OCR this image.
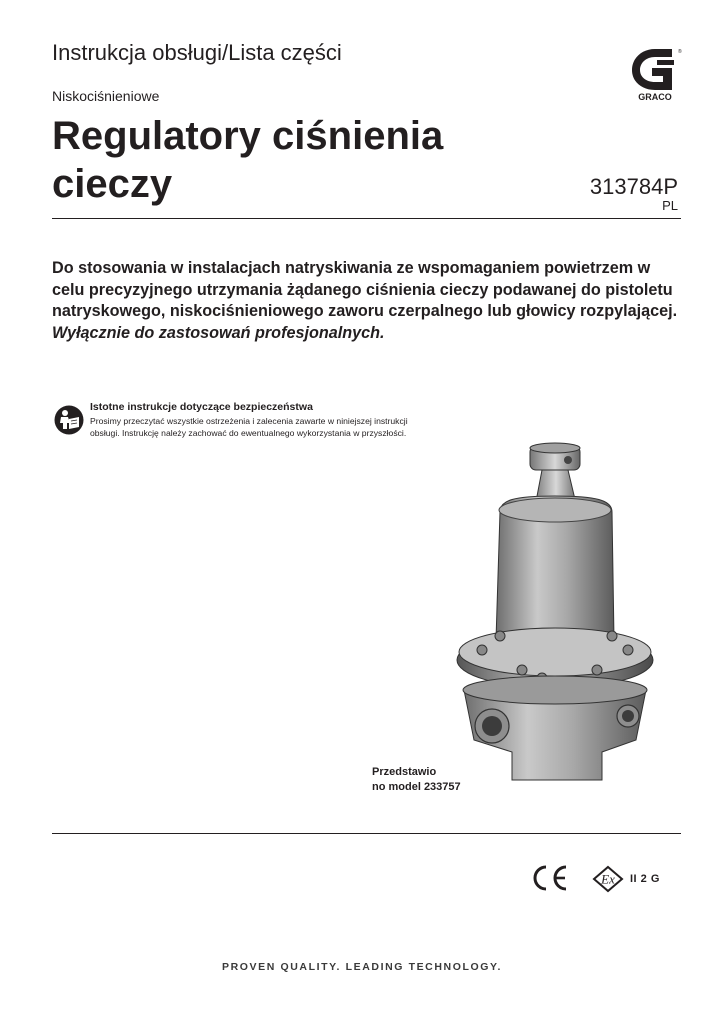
Instrukcja obsługi/Lista części
Niskociśnieniowe
Regulatory ciśnienia
cieczy	313784P
PL
GRACO
®
Do stosowania w instalacjach natryskiwania ze wspomaganiem powietrzem w celu precyzyjnego utrzymania żądanego ciśnienia cieczy podawanej do pistoletu natryskowego, niskociśnieniowego zaworu czerpalnego lub głowicy rozpylającej.
Wyłącznie do zastosowań profesjonalnych.
Istotne instrukcje dotyczące bezpieczeństwa
Prosimy przeczytać wszystkie ostrzeżenia i zalecenia zawarte w niniejszej instrukcji obsługi. Instrukcję należy zachować do ewentualnego wykorzystania w przyszłości.
Przedstawio
no model 233757
Ex II 2 G
PROVEN QUALITY. LEADING TECHNOLOGY.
· · ·
**Work to do:** Your task is to return the entries above exactly, with no pictures.

**The solution:**
OCR this image.
Instrukcja obsługi/Lista części
Niskociśnieniowe
Regulatory ciśnienia
cieczy	313784P
PL
GRACO
®
Do stosowania w instalacjach natryskiwania ze wspomaganiem powietrzem w celu precyzyjnego utrzymania żądanego ciśnienia cieczy podawanej do pistoletu natryskowego, niskociśnieniowego zaworu czerpalnego lub głowicy rozpylającej.
Wyłącznie do zastosowań profesjonalnych.
Istotne instrukcje dotyczące bezpieczeństwa
Prosimy przeczytać wszystkie ostrzeżenia i zalecenia zawarte w niniejszej instrukcji obsługi. Instrukcję należy zachować do ewentualnego wykorzystania w przyszłości.
Przedstawio
no model 233757
Ex II 2 G
PROVEN QUALITY. LEADING TECHNOLOGY.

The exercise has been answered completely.